**SHORT TASK**
Set the listing down unchanged, minus every embedded image.

**DATA RECORDS**
┌──

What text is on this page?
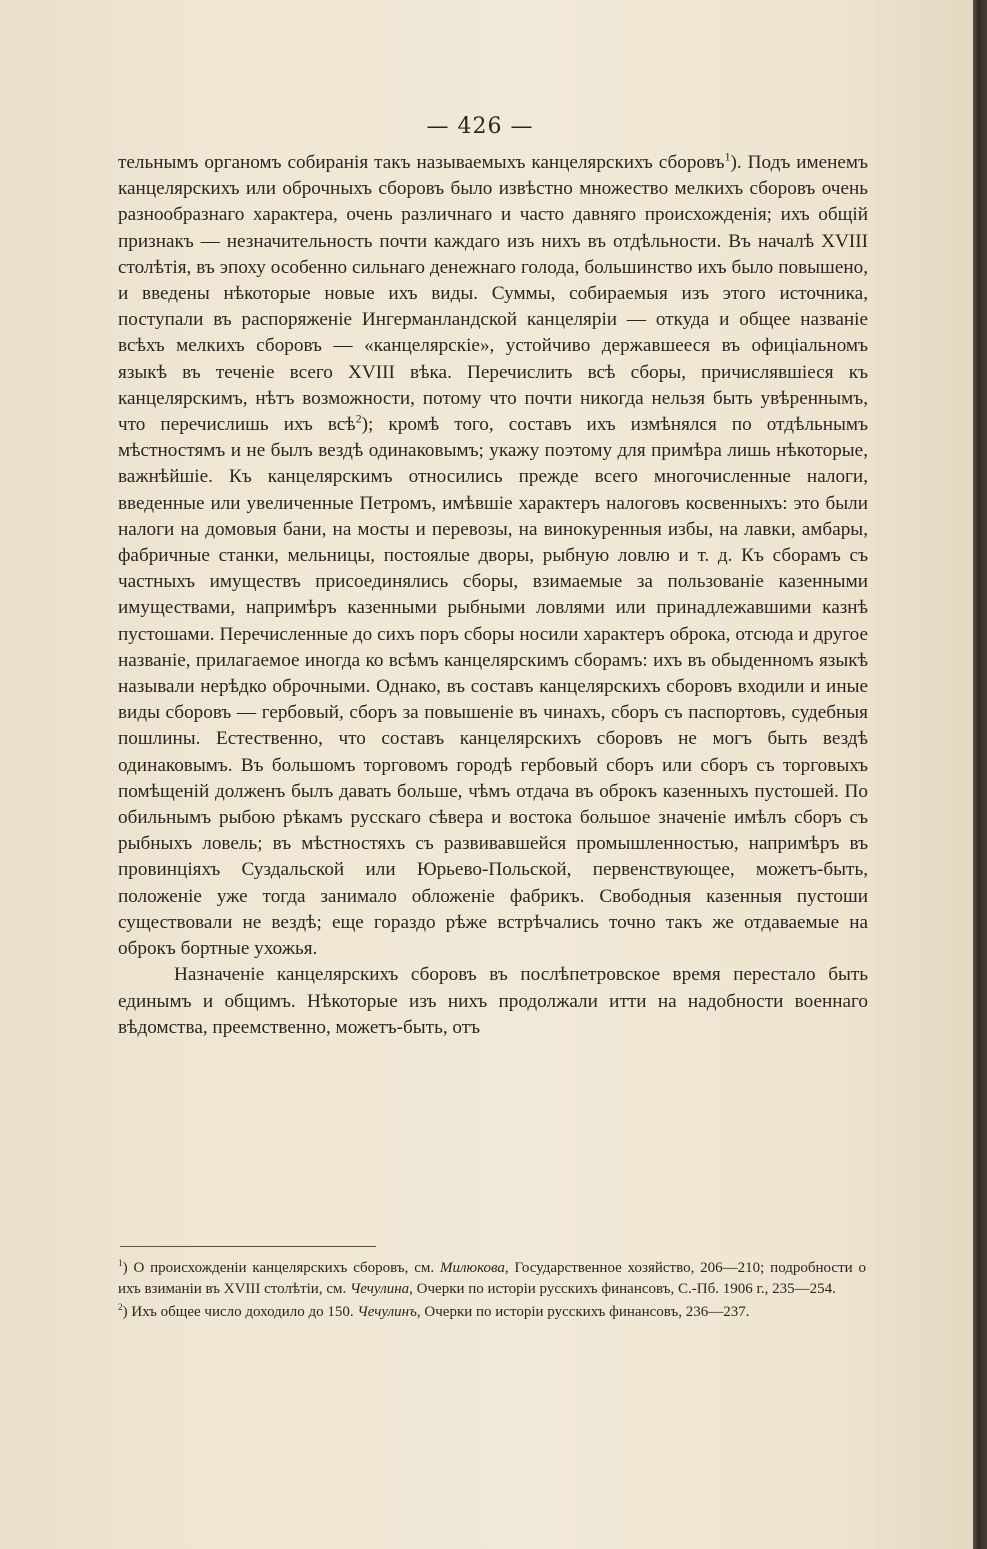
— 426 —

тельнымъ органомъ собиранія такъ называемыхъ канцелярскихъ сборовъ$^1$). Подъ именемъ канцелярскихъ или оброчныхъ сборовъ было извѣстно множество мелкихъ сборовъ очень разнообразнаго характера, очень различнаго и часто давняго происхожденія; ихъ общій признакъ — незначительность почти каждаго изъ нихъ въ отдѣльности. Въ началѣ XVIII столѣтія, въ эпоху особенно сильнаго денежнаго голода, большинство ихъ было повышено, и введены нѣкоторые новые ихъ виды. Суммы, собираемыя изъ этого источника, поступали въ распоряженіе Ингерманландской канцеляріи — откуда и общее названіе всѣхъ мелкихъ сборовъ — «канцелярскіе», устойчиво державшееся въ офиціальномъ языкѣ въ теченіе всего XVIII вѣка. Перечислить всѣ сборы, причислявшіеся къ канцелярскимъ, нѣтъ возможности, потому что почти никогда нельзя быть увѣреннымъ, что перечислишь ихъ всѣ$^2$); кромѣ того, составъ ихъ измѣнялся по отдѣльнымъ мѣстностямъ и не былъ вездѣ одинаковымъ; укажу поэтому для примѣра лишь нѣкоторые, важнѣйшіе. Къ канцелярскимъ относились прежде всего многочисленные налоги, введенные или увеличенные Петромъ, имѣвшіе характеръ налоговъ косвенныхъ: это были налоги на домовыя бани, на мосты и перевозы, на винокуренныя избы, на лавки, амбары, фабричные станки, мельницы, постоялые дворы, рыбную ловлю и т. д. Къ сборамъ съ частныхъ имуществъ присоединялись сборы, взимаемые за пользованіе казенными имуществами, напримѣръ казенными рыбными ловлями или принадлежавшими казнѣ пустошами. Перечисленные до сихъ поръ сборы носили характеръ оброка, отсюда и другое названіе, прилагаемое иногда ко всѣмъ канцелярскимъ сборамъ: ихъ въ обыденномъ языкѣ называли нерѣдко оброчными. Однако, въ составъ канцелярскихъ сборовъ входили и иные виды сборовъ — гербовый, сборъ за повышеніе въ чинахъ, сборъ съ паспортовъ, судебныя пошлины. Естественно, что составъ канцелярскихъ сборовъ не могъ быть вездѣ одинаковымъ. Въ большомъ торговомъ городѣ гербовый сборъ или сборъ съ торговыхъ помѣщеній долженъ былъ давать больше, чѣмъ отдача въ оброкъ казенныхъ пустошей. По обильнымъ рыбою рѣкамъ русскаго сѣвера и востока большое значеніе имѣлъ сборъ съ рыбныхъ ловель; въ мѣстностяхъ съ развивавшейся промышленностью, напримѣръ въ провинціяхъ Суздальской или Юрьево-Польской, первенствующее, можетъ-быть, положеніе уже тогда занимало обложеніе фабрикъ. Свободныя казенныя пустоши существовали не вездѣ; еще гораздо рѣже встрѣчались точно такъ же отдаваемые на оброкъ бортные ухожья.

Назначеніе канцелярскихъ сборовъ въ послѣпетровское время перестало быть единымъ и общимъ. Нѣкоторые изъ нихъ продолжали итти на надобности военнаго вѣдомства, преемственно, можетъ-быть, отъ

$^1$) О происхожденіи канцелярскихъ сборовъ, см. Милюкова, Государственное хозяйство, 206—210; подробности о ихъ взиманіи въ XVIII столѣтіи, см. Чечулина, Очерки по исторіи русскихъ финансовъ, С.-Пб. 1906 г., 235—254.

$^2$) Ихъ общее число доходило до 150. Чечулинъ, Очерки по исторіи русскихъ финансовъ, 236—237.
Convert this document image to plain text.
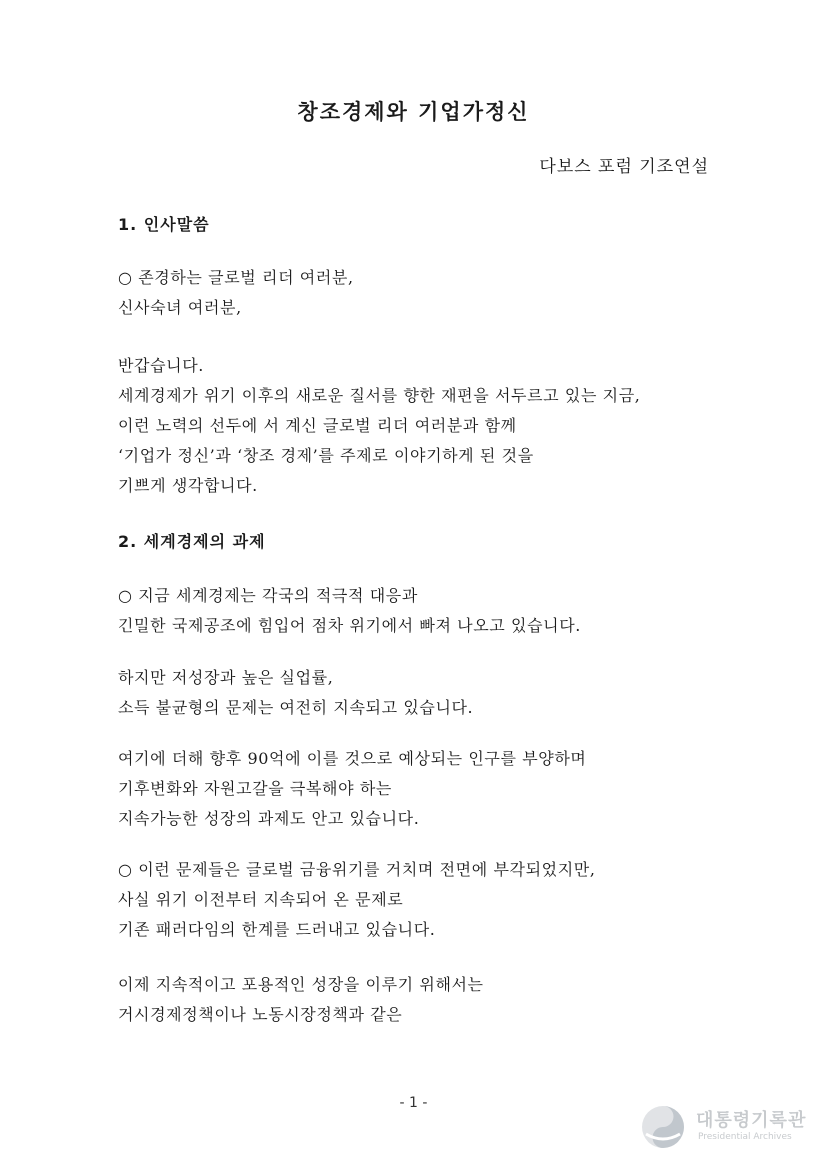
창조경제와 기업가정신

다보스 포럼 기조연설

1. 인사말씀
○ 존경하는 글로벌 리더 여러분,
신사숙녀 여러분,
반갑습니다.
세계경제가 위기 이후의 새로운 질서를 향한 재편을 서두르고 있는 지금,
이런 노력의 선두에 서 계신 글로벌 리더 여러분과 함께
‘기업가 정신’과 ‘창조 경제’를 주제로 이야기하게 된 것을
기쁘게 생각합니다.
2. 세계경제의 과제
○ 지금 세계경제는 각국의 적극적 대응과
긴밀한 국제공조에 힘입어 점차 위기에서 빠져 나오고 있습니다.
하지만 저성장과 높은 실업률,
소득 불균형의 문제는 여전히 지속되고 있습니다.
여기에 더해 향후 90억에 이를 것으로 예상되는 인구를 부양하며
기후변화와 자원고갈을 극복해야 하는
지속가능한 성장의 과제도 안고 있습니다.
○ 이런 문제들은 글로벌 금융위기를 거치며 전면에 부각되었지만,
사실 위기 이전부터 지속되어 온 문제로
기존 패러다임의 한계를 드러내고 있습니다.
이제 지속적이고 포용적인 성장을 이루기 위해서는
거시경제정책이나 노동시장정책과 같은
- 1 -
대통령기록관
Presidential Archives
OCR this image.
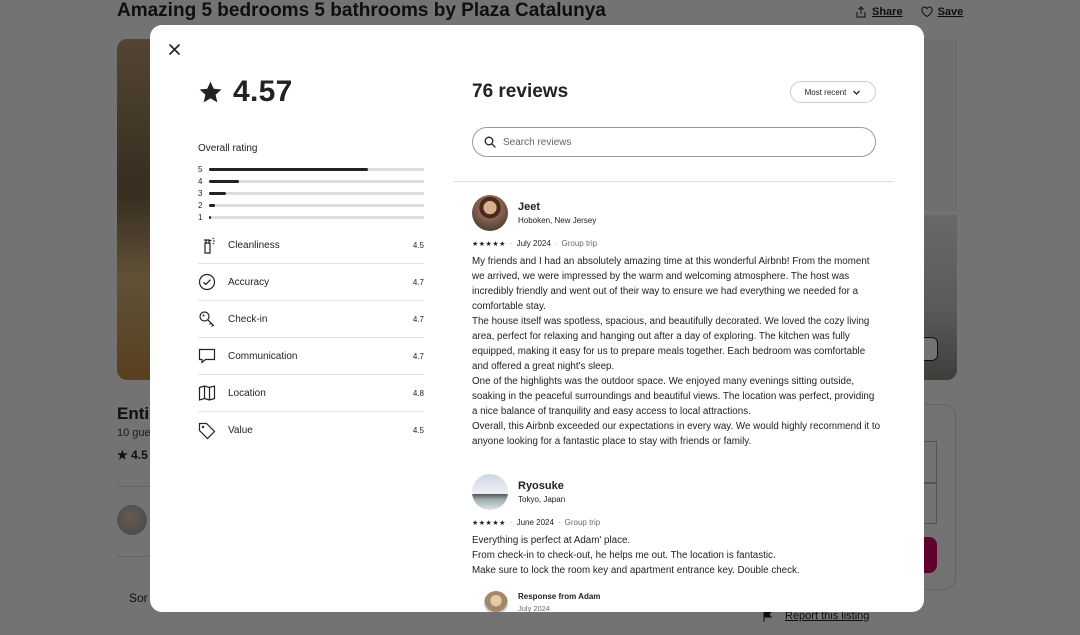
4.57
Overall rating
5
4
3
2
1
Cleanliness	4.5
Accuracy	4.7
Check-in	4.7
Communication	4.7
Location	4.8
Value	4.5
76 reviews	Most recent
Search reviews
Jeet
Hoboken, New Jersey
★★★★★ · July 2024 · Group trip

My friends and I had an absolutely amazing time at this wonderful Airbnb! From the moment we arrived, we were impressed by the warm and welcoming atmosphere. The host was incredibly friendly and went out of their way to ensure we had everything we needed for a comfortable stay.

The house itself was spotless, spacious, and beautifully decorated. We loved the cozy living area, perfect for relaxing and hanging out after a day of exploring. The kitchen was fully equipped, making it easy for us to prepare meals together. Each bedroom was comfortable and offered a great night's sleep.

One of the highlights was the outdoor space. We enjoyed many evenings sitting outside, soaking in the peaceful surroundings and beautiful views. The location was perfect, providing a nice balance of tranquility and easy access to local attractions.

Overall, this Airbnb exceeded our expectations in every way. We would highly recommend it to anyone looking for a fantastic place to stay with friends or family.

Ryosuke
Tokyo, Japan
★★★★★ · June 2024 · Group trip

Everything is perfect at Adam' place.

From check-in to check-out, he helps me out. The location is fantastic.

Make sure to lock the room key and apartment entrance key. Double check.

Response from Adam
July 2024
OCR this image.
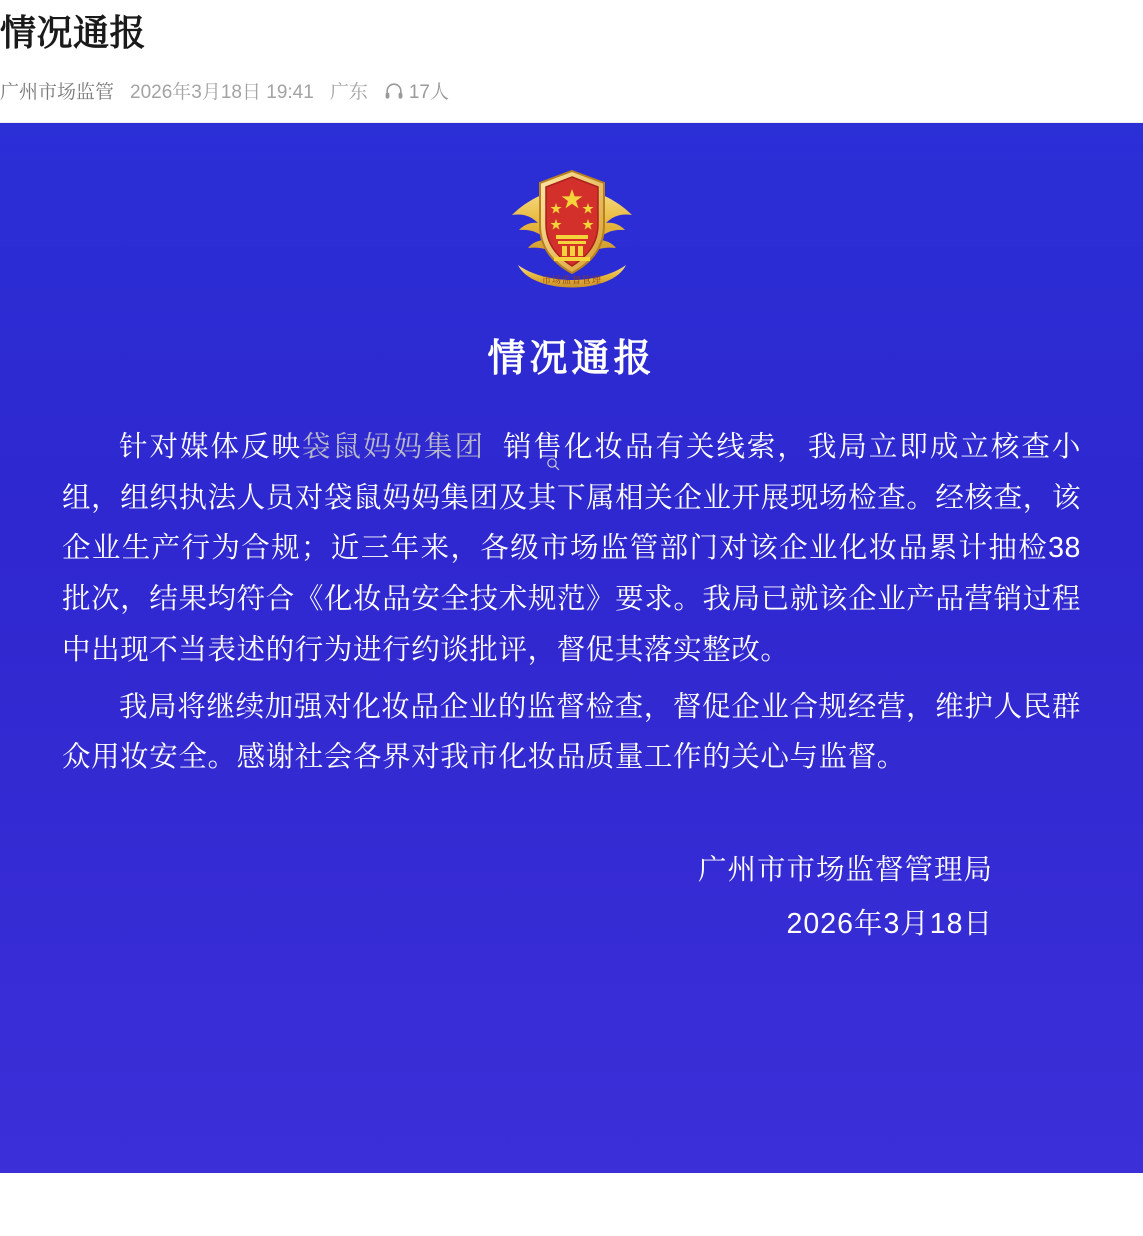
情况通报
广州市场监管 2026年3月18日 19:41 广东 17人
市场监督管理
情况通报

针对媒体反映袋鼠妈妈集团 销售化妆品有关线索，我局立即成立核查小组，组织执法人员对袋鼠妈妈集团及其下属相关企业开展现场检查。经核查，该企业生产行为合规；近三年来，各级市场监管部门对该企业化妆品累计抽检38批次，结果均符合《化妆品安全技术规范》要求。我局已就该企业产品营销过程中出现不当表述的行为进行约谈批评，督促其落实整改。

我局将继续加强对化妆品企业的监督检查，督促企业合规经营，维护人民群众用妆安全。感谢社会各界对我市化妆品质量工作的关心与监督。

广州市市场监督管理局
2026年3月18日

└──

**FINAL ANSWER**
What text is on this page?
— 426 —

тельнымъ органомъ собиранія такъ называемыхъ канцелярскихъ сборовъ$^1$). Подъ именемъ канцелярскихъ или оброчныхъ сборовъ было извѣстно множество мелкихъ сборовъ очень разнообразнаго характера, очень различнаго и часто давняго происхожденія; ихъ общій признакъ — незначительность почти каждаго изъ нихъ въ отдѣльности. Въ началѣ XVIII столѣтія, въ эпоху особенно сильнаго денежнаго голода, большинство ихъ было повышено, и введены нѣкоторые новые ихъ виды. Суммы, собираемыя изъ этого источника, поступали въ распоряженіе Ингерманландской канцеляріи — откуда и общее названіе всѣхъ мелкихъ сборовъ — «канцелярскіе», устойчиво державшееся въ офиціальномъ языкѣ въ теченіе всего XVIII вѣка. Перечислить всѣ сборы, причислявшіеся къ канцелярскимъ, нѣтъ возможности, потому что почти никогда нельзя быть увѣреннымъ, что перечислишь ихъ всѣ$^2$); кромѣ того, составъ ихъ измѣнялся по отдѣльнымъ мѣстностямъ и не былъ вездѣ одинаковымъ; укажу поэтому для примѣра лишь нѣкоторые, важнѣйшіе. Къ канцелярскимъ относились прежде всего многочисленные налоги, введенные или увеличенные Петромъ, имѣвшіе характеръ налоговъ косвенныхъ: это были налоги на домовыя бани, на мосты и перевозы, на винокуренныя избы, на лавки, амбары, фабричные станки, мельницы, постоялые дворы, рыбную ловлю и т. д. Къ сборамъ съ частныхъ имуществъ присоединялись сборы, взимаемые за пользованіе казенными имуществами, напримѣръ казенными рыбными ловлями или принадлежавшими казнѣ пустошами. Перечисленные до сихъ поръ сборы носили характеръ оброка, отсюда и другое названіе, прилагаемое иногда ко всѣмъ канцелярскимъ сборамъ: ихъ въ обыденномъ языкѣ называли нерѣдко оброчными. Однако, въ составъ канцелярскихъ сборовъ входили и иные виды сборовъ — гербовый, сборъ за повышеніе въ чинахъ, сборъ съ паспортовъ, судебныя пошлины. Естественно, что составъ канцелярскихъ сборовъ не могъ быть вездѣ одинаковымъ. Въ большомъ торговомъ городѣ гербовый сборъ или сборъ съ торговыхъ помѣщеній долженъ былъ давать больше, чѣмъ отдача въ оброкъ казенныхъ пустошей. По обильнымъ рыбою рѣкамъ русскаго сѣвера и востока большое значеніе имѣлъ сборъ съ рыбныхъ ловель; въ мѣстностяхъ съ развивавшейся промышленностью, напримѣръ въ провинціяхъ Суздальской или Юрьево-Польской, первенствующее, можетъ-быть, положеніе уже тогда занимало обложеніе фабрикъ. Свободныя казенныя пустоши существовали не вездѣ; еще гораздо рѣже встрѣчались точно такъ же отдаваемые на оброкъ бортные ухожья.

Назначеніе канцелярскихъ сборовъ въ послѣпетровское время перестало быть единымъ и общимъ. Нѣкоторые изъ нихъ продолжали итти на надобности военнаго вѣдомства, преемственно, можетъ-быть, отъ

$^1$) О происхожденіи канцелярскихъ сборовъ, см. Милюкова, Государственное хозяйство, 206—210; подробности о ихъ взиманіи въ XVIII столѣтіи, см. Чечулина, Очерки по исторіи русскихъ финансовъ, С.-Пб. 1906 г., 235—254.

$^2$) Ихъ общее число доходило до 150. Чечулинъ, Очерки по исторіи русскихъ финансовъ, 236—237.
Convert this document image to plain text.
창조경제와 기업가정신

다보스 포럼 기조연설

1. 인사말씀
○ 존경하는 글로벌 리더 여러분,
신사숙녀 여러분,
반갑습니다.
세계경제가 위기 이후의 새로운 질서를 향한 재편을 서두르고 있는 지금,
이런 노력의 선두에 서 계신 글로벌 리더 여러분과 함께
‘기업가 정신’과 ‘창조 경제’를 주제로 이야기하게 된 것을
기쁘게 생각합니다.
2. 세계경제의 과제
○ 지금 세계경제는 각국의 적극적 대응과
긴밀한 국제공조에 힘입어 점차 위기에서 빠져 나오고 있습니다.
하지만 저성장과 높은 실업률,
소득 불균형의 문제는 여전히 지속되고 있습니다.
여기에 더해 향후 90억에 이를 것으로 예상되는 인구를 부양하며
기후변화와 자원고갈을 극복해야 하는
지속가능한 성장의 과제도 안고 있습니다.
○ 이런 문제들은 글로벌 금융위기를 거치며 전면에 부각되었지만,
사실 위기 이전부터 지속되어 온 문제로
기존 패러다임의 한계를 드러내고 있습니다.
이제 지속적이고 포용적인 성장을 이루기 위해서는
거시경제정책이나 노동시장정책과 같은
- 1 -
대통령기록관
Presidential Archives
OCR this image.
4.57
Overall rating
5
4
3
2
1
Cleanliness	4.5
Accuracy	4.7
Check-in	4.7
Communication	4.7
Location	4.8
Value	4.5
76 reviews	Most recent
Search reviews
Jeet
Hoboken, New Jersey
★★★★★ · July 2024 · Group trip

My friends and I had an absolutely amazing time at this wonderful Airbnb! From the moment we arrived, we were impressed by the warm and welcoming atmosphere. The host was incredibly friendly and went out of their way to ensure we had everything we needed for a comfortable stay.

The house itself was spotless, spacious, and beautifully decorated. We loved the cozy living area, perfect for relaxing and hanging out after a day of exploring. The kitchen was fully equipped, making it easy for us to prepare meals together. Each bedroom was comfortable and offered a great night's sleep.

One of the highlights was the outdoor space. We enjoyed many evenings sitting outside, soaking in the peaceful surroundings and beautiful views. The location was perfect, providing a nice balance of tranquility and easy access to local attractions.

Overall, this Airbnb exceeded our expectations in every way. We would highly recommend it to anyone looking for a fantastic place to stay with friends or family.

Ryosuke
Tokyo, Japan
★★★★★ · June 2024 · Group trip

Everything is perfect at Adam' place.

From check-in to check-out, he helps me out. The location is fantastic.

Make sure to lock the room key and apartment entrance key. Double check.

Response from Adam
July 2024
OCR this image.
情况通报
广州市场监管 2026年3月18日 19:41 广东 17人
市场监督管理
情况通报

针对媒体反映袋鼠妈妈集团 销售化妆品有关线索，我局立即成立核查小组，组织执法人员对袋鼠妈妈集团及其下属相关企业开展现场检查。经核查，该企业生产行为合规；近三年来，各级市场监管部门对该企业化妆品累计抽检38批次，结果均符合《化妆品安全技术规范》要求。我局已就该企业产品营销过程中出现不当表述的行为进行约谈批评，督促其落实整改。

我局将继续加强对化妆品企业的监督检查，督促企业合规经营，维护人民群众用妆安全。感谢社会各界对我市化妆品质量工作的关心与监督。

广州市市场监督管理局
2026年3月18日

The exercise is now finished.